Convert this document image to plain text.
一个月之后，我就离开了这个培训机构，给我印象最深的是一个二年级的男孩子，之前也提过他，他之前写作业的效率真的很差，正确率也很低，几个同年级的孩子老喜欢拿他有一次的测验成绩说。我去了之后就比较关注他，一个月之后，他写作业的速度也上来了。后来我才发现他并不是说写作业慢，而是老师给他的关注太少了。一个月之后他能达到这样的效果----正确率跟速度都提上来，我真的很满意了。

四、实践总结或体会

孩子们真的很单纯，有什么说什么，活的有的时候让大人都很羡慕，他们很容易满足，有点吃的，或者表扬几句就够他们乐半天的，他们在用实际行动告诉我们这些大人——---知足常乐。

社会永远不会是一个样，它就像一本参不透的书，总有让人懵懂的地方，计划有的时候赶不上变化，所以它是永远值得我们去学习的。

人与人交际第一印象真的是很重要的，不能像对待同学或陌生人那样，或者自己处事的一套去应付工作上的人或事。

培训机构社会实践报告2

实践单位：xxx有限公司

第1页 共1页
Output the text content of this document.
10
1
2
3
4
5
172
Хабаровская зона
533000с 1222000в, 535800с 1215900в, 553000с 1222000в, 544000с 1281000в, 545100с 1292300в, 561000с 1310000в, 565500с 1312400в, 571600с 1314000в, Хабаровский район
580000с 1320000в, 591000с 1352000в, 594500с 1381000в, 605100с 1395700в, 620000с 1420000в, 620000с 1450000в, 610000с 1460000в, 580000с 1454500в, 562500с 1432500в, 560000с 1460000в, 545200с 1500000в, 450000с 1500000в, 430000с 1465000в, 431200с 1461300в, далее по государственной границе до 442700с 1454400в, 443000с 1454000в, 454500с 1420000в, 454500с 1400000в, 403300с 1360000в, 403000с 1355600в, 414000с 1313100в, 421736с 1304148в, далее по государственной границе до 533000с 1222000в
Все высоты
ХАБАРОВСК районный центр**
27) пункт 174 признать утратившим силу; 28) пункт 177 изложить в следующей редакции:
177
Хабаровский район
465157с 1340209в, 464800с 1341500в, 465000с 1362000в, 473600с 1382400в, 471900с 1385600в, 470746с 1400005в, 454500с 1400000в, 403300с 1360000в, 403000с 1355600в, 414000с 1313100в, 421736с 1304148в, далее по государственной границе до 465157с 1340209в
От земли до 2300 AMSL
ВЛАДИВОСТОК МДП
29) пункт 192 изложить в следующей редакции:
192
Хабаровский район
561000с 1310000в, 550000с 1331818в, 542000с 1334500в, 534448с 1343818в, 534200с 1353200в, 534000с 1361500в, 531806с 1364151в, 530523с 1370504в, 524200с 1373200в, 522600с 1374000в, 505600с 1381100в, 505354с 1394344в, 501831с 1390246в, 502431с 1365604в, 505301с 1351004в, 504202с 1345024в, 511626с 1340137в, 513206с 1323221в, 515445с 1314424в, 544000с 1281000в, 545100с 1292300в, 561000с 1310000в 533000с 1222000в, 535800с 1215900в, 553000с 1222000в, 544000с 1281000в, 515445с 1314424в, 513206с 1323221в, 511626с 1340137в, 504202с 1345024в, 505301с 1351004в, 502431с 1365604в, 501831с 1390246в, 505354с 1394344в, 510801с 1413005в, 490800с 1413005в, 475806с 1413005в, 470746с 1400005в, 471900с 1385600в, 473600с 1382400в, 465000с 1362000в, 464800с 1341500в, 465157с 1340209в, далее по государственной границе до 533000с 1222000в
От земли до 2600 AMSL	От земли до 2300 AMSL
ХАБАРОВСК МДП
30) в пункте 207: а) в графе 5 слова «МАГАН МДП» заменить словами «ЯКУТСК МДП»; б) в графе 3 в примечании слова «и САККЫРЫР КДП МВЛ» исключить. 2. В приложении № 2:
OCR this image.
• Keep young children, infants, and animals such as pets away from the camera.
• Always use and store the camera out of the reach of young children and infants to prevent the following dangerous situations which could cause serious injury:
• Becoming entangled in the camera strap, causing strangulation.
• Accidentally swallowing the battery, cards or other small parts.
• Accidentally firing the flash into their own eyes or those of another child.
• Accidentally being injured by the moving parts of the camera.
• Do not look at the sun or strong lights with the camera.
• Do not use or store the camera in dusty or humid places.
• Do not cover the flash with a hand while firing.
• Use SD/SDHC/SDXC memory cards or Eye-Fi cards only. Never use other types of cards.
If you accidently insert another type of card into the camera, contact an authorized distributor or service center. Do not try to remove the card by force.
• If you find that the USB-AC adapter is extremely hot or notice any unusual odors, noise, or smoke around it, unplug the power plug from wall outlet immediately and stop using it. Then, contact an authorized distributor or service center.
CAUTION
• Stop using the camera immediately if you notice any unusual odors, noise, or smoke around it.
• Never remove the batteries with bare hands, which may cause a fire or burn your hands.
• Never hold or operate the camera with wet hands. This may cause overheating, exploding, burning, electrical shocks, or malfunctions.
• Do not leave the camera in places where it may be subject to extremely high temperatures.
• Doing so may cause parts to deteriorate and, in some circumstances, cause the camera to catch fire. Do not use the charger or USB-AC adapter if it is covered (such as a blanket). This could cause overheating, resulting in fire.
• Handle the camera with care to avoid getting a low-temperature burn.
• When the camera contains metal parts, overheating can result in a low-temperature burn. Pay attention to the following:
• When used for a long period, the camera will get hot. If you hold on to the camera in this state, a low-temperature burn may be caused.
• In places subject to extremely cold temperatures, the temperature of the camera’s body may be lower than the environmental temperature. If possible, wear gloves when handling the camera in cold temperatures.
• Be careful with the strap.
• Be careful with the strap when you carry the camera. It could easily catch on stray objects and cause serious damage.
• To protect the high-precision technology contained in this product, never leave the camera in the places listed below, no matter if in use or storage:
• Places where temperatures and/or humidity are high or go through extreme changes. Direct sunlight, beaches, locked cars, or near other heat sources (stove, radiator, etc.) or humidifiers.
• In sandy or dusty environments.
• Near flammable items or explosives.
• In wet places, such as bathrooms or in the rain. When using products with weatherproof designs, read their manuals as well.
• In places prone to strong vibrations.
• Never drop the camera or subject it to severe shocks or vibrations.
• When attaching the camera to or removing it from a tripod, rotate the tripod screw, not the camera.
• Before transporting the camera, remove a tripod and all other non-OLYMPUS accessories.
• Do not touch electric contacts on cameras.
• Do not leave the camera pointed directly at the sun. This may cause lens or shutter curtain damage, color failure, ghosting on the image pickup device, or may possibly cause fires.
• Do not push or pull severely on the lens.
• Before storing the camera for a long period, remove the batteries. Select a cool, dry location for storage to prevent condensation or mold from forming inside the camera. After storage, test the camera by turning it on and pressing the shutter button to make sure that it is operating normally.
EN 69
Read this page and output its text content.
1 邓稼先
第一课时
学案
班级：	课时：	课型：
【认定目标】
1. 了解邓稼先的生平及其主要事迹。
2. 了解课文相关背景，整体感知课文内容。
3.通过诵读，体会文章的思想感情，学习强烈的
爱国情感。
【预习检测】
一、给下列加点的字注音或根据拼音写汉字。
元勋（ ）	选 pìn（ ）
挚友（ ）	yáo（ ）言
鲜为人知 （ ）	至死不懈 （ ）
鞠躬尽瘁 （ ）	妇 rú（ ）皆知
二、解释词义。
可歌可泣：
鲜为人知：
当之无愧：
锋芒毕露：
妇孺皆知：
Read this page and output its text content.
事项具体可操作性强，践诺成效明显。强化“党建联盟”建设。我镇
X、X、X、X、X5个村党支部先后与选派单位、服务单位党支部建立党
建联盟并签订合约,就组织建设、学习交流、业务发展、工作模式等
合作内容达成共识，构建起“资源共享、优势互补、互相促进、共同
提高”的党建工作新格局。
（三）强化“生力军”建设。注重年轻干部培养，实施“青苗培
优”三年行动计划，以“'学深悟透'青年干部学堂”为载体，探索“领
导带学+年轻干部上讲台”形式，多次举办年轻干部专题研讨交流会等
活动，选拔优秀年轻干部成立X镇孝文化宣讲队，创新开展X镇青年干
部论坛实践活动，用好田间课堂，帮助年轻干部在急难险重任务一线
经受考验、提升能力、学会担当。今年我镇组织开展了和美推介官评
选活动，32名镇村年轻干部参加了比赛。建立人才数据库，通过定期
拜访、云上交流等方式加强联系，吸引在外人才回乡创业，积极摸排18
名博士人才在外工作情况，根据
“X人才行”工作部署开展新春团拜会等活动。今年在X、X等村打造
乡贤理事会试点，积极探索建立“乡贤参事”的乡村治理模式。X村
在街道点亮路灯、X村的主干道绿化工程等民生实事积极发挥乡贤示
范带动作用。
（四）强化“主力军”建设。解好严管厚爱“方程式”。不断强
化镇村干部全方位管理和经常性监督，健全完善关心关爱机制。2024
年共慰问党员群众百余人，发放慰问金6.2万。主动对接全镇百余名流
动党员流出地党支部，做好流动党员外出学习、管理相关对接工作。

* **Written exercise**
In the entries above, count each line with "infants"; reply with the total only.

* **Written reply**
2